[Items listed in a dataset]

>> START

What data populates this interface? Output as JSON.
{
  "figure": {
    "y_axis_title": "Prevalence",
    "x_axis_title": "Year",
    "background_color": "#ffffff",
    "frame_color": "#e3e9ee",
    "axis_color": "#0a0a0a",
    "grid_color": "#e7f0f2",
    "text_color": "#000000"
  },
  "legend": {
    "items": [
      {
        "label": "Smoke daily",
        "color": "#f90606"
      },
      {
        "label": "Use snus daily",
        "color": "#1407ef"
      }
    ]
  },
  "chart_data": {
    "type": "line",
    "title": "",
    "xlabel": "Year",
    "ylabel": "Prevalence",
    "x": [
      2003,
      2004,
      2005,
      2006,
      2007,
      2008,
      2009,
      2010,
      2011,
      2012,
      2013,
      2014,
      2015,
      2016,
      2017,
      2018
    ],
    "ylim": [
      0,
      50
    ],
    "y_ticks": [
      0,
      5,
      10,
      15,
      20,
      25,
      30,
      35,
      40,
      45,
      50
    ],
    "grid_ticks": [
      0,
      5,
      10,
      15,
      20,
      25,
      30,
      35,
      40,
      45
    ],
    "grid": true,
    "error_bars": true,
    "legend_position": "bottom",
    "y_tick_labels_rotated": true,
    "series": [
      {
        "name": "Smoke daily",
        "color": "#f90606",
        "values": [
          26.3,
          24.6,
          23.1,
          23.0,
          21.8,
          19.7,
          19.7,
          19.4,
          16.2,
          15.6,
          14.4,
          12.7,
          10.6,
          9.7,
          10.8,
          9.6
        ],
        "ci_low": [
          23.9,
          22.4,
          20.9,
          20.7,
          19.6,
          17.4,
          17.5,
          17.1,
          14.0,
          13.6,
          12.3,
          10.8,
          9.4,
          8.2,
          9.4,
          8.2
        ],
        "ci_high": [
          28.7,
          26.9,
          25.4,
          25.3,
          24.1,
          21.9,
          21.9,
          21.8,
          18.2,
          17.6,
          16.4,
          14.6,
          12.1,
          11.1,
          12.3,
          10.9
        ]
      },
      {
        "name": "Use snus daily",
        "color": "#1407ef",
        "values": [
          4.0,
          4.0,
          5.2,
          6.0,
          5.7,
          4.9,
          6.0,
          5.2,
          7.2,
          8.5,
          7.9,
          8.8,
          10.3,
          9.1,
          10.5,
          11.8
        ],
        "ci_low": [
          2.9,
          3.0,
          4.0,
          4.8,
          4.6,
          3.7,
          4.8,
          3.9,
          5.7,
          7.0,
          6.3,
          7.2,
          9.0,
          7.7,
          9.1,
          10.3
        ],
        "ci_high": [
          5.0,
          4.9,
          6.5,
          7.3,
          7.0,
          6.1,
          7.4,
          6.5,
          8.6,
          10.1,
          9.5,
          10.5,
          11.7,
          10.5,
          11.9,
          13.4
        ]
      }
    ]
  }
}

>> END
>> START

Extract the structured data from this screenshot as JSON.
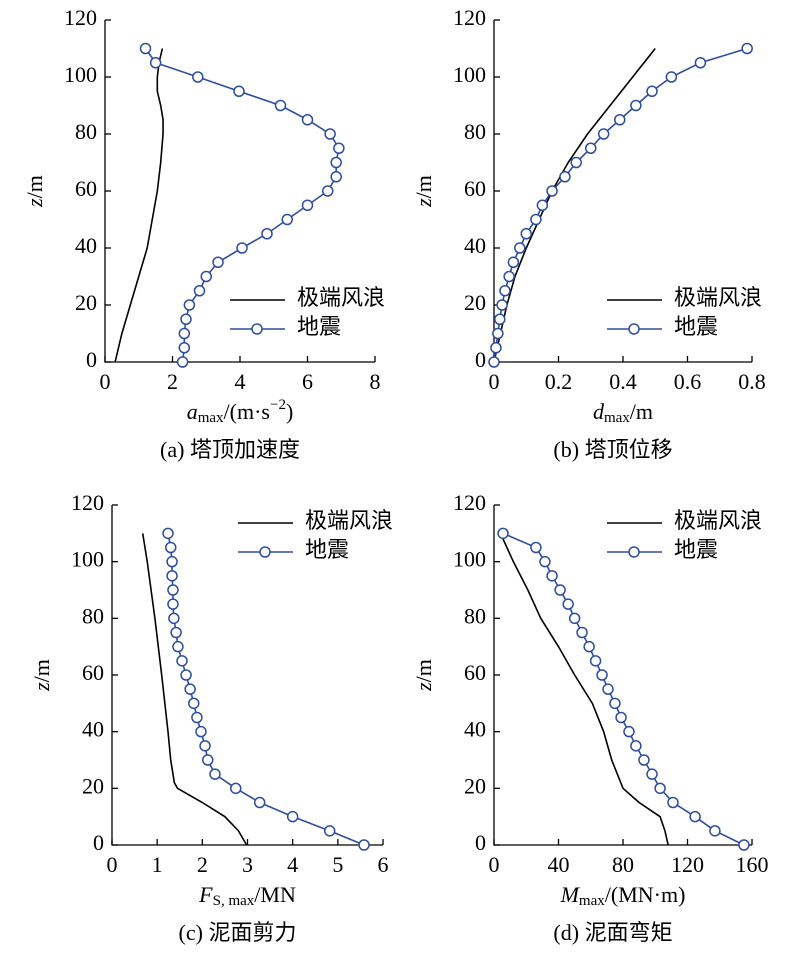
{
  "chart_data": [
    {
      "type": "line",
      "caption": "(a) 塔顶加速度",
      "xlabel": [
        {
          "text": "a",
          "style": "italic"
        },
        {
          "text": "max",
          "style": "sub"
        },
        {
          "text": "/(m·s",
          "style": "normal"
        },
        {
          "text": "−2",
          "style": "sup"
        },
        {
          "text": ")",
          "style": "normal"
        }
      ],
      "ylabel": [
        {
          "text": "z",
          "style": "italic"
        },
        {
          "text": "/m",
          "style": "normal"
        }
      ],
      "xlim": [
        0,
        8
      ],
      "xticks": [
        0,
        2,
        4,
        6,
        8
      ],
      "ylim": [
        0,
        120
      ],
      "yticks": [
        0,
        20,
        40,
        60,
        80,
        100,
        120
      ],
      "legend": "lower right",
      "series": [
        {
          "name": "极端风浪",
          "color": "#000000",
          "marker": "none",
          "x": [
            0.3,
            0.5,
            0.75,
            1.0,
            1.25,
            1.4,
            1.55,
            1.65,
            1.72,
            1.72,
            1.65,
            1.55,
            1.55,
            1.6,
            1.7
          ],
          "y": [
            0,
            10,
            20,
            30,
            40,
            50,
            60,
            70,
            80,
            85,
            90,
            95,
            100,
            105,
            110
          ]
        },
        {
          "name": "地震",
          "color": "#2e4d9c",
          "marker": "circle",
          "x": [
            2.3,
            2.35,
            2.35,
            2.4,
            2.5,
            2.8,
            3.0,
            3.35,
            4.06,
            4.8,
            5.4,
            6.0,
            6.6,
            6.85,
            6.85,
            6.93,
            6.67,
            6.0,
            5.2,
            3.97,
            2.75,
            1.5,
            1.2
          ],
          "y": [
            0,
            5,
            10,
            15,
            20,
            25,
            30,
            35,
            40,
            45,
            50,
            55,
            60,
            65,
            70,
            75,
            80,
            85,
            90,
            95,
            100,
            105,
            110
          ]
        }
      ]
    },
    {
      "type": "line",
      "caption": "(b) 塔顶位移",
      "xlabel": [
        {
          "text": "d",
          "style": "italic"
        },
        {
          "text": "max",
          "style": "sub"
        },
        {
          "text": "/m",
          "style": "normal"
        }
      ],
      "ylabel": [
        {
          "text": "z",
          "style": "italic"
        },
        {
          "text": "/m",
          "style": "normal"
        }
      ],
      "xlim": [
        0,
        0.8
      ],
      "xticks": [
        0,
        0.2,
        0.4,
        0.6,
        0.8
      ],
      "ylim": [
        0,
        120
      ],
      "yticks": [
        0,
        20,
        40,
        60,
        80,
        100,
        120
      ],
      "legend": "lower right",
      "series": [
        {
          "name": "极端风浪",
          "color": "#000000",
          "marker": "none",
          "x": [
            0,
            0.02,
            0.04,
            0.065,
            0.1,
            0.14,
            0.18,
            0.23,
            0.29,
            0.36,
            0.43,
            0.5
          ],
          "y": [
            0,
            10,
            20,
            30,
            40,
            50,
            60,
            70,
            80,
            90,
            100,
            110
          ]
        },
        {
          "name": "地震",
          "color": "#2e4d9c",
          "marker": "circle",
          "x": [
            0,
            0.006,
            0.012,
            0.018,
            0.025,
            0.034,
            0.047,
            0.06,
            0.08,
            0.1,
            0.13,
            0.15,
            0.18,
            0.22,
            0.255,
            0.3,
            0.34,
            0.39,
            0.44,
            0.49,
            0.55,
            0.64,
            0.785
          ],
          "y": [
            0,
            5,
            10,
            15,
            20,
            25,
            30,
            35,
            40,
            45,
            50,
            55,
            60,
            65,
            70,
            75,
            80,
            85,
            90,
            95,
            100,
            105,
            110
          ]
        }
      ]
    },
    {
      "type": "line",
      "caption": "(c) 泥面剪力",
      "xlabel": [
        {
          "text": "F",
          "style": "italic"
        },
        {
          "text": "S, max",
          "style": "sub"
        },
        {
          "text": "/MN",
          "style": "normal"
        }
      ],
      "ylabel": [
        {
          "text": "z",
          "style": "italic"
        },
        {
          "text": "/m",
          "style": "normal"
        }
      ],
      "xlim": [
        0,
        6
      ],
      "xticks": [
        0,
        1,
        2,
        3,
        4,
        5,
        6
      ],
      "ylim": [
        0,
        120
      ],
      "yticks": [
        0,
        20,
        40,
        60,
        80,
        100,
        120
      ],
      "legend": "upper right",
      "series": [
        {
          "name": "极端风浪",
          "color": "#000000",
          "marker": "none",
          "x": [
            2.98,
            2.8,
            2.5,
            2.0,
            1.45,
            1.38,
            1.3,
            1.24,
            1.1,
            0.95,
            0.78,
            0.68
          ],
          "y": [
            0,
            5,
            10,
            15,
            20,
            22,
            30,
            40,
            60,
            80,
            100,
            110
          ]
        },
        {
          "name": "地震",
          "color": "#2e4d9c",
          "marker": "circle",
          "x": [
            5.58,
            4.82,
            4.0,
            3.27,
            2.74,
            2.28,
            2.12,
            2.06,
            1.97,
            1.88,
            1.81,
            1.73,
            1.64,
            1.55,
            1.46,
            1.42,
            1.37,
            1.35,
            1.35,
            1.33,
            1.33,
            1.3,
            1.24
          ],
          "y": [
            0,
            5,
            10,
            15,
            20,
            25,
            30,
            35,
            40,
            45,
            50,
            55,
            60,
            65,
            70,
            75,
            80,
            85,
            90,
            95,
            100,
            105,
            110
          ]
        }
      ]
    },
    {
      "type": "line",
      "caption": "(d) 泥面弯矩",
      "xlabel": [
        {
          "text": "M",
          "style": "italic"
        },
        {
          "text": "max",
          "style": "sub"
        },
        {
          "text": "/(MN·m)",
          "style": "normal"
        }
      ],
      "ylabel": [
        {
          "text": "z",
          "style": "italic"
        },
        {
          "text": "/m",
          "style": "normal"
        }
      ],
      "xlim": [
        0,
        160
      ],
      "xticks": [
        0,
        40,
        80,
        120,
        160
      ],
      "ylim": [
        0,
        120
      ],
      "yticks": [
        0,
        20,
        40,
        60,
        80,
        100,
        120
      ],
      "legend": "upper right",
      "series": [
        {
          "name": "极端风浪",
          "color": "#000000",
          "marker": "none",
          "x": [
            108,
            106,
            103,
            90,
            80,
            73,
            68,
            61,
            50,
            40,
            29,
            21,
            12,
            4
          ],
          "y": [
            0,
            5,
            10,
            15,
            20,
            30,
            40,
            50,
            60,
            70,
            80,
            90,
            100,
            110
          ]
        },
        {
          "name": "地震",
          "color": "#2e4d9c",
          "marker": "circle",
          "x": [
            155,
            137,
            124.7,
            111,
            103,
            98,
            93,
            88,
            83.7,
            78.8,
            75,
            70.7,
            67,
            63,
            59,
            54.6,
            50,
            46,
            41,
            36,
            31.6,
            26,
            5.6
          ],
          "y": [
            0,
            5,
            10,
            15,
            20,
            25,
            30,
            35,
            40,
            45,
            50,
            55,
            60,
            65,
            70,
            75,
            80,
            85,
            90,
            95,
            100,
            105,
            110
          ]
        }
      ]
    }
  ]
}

>> END

> **EXERCISE**
Find all lines with "this" in them and copy each one.

> **RESULT**
What data populates this interface? Output as JSON.
Extract the structured data from this screenshot as JSON.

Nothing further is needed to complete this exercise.